## Aim:
Give the count of lines holding the string "name" and nothing else.

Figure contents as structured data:
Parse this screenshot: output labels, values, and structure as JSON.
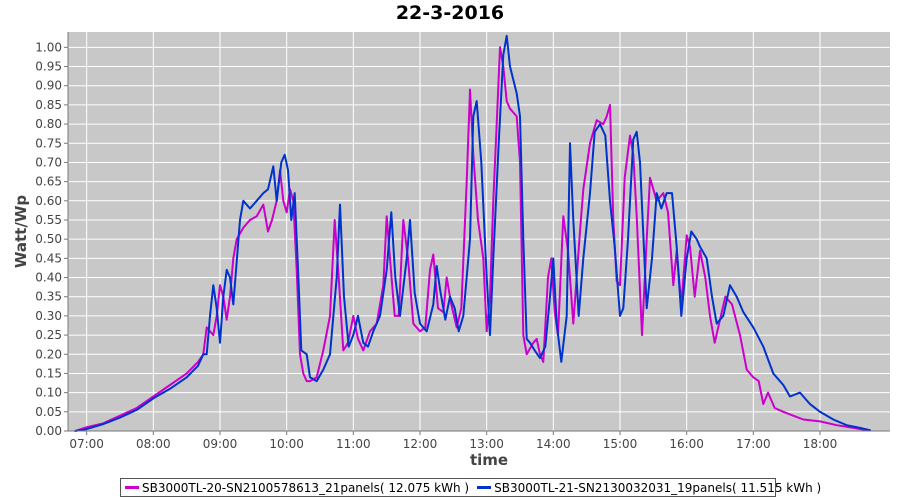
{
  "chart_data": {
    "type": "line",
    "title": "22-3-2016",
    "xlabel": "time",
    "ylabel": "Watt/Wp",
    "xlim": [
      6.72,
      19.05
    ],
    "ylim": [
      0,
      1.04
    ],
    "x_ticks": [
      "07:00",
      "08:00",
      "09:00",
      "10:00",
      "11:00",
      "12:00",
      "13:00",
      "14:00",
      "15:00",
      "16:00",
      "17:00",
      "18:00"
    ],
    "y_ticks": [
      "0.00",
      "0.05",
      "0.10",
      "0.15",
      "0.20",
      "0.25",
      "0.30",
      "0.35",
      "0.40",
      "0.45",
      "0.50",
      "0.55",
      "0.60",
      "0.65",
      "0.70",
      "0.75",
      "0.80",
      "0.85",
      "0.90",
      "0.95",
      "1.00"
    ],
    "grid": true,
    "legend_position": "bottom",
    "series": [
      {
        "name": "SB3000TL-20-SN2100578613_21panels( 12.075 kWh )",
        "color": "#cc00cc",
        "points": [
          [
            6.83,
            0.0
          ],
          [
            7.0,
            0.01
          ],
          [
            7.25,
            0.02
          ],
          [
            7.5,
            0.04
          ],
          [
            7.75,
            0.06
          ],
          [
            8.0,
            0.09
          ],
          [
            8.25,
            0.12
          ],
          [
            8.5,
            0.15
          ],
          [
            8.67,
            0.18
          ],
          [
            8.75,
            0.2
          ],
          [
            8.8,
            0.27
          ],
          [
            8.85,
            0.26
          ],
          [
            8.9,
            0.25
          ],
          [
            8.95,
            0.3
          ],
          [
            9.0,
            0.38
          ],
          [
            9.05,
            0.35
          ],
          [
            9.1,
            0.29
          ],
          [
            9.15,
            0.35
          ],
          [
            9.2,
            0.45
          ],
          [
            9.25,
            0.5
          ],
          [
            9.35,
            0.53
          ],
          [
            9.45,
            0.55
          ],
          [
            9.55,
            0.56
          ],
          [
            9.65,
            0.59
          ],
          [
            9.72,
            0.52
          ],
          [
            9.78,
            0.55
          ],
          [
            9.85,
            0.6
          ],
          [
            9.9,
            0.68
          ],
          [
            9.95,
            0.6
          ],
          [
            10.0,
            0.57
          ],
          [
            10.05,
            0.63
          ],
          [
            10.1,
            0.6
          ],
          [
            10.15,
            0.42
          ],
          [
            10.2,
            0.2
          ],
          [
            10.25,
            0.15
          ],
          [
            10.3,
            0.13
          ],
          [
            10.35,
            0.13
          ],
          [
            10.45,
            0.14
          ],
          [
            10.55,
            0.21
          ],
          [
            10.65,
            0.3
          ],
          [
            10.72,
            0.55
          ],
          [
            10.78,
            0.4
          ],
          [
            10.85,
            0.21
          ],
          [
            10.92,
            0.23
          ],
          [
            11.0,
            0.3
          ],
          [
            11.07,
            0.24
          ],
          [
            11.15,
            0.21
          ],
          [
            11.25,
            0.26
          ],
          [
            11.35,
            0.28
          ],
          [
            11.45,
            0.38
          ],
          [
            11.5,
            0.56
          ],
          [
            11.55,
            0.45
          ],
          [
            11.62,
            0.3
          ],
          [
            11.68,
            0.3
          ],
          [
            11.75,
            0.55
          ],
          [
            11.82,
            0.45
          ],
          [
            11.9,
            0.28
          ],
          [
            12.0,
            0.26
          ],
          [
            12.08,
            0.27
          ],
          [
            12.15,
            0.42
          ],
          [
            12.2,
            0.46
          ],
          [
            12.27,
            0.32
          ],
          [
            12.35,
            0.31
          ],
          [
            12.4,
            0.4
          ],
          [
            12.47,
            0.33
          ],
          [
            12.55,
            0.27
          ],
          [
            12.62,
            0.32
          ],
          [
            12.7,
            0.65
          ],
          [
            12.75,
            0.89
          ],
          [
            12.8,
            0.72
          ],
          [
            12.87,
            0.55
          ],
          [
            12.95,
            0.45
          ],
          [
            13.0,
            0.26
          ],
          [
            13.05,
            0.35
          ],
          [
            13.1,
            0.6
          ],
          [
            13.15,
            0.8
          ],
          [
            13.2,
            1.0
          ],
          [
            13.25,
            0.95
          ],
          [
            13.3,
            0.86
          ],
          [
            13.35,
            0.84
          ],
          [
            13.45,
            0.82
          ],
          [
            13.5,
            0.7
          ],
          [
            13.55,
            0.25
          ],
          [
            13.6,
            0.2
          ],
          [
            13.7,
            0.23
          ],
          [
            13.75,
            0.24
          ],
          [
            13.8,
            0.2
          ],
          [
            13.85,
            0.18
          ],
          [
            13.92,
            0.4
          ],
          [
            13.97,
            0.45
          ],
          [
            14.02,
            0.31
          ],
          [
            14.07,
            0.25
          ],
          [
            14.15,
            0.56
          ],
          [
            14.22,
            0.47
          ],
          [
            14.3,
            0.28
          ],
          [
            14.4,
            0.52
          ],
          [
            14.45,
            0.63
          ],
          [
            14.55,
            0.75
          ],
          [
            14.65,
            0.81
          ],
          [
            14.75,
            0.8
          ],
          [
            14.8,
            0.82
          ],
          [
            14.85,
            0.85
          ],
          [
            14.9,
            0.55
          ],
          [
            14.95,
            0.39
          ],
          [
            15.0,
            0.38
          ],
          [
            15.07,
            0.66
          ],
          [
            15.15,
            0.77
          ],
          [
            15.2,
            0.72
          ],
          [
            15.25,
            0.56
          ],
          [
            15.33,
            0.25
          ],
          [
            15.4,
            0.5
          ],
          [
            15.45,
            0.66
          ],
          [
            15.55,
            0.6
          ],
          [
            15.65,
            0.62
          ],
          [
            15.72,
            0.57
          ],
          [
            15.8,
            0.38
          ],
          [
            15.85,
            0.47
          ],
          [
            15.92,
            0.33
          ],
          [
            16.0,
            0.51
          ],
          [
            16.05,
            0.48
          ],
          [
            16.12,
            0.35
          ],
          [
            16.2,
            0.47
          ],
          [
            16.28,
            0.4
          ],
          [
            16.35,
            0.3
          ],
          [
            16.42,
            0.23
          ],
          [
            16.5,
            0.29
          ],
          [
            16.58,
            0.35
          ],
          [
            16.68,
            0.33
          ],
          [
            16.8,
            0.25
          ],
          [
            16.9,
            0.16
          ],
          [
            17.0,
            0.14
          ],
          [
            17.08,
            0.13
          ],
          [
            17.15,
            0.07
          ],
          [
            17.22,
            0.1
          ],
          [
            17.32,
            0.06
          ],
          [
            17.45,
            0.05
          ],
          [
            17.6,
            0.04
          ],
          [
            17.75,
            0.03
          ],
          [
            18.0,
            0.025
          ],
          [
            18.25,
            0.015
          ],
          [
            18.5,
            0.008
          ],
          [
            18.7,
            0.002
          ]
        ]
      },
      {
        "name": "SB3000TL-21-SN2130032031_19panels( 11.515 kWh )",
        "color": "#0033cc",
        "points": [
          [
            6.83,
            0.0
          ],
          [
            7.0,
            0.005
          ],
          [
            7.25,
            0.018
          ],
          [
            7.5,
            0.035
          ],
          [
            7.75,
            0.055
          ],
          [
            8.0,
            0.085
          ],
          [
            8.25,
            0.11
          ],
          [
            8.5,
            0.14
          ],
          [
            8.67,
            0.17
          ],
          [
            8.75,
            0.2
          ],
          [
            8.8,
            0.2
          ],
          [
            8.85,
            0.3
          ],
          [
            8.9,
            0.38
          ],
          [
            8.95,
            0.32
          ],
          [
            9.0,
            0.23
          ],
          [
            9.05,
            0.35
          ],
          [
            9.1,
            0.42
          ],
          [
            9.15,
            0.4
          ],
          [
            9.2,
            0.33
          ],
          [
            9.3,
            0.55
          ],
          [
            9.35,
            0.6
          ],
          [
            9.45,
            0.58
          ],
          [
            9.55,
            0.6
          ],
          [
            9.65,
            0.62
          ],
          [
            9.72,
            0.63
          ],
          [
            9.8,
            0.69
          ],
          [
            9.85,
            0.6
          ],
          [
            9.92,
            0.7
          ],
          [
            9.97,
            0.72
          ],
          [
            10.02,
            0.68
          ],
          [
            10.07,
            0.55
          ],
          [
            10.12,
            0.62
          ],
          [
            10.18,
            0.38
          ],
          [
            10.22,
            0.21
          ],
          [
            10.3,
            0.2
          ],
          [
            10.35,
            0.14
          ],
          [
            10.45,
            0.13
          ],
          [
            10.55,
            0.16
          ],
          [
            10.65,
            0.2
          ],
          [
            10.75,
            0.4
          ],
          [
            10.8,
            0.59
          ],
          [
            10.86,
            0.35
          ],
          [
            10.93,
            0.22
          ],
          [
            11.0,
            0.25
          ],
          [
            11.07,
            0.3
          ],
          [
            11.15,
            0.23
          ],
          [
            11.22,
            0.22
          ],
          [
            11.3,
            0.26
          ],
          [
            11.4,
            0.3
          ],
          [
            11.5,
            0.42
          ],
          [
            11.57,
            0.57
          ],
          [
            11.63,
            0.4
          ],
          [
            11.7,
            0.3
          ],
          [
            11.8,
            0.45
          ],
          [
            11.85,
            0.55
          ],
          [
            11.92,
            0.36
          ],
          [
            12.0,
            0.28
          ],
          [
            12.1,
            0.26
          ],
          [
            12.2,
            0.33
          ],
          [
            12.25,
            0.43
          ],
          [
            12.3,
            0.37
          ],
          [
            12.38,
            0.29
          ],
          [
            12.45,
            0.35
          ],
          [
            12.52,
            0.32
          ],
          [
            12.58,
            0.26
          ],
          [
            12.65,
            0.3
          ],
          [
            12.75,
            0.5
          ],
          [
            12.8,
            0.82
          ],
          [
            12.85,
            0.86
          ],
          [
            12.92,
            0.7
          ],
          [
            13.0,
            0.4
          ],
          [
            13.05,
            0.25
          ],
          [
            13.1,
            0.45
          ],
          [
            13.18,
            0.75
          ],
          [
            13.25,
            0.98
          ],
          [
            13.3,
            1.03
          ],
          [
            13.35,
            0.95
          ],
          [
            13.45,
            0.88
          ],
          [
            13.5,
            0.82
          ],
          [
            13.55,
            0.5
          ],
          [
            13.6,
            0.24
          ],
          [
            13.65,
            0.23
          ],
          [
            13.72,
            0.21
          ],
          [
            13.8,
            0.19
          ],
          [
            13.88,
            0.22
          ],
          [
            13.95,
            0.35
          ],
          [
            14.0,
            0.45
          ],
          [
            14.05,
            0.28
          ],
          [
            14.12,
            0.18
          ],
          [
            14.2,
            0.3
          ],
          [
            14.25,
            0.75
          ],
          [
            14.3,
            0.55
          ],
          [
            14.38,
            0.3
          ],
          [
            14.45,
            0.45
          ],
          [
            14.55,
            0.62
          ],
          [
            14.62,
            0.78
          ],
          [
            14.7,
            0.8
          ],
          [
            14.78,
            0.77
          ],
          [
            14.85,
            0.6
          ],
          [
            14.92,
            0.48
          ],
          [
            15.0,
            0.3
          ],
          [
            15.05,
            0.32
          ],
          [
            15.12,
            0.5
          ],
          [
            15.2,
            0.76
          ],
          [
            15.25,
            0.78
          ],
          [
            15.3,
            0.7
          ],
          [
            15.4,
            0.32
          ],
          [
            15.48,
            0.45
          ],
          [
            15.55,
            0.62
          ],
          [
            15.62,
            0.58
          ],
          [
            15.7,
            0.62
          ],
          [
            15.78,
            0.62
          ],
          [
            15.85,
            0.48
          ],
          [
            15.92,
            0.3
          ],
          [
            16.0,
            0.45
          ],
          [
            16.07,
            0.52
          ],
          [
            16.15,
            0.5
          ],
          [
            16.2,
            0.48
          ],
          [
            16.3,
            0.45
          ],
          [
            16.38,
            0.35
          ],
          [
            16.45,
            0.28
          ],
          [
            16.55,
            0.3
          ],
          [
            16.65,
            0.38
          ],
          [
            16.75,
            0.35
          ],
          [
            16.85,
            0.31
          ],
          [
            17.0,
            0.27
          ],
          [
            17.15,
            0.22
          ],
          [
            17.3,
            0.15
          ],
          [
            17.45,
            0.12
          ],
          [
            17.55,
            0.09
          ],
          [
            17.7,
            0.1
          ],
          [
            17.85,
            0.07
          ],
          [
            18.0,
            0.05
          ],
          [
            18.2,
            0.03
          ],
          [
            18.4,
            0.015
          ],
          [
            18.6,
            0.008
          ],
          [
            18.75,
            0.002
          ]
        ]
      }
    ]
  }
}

## Task result:
2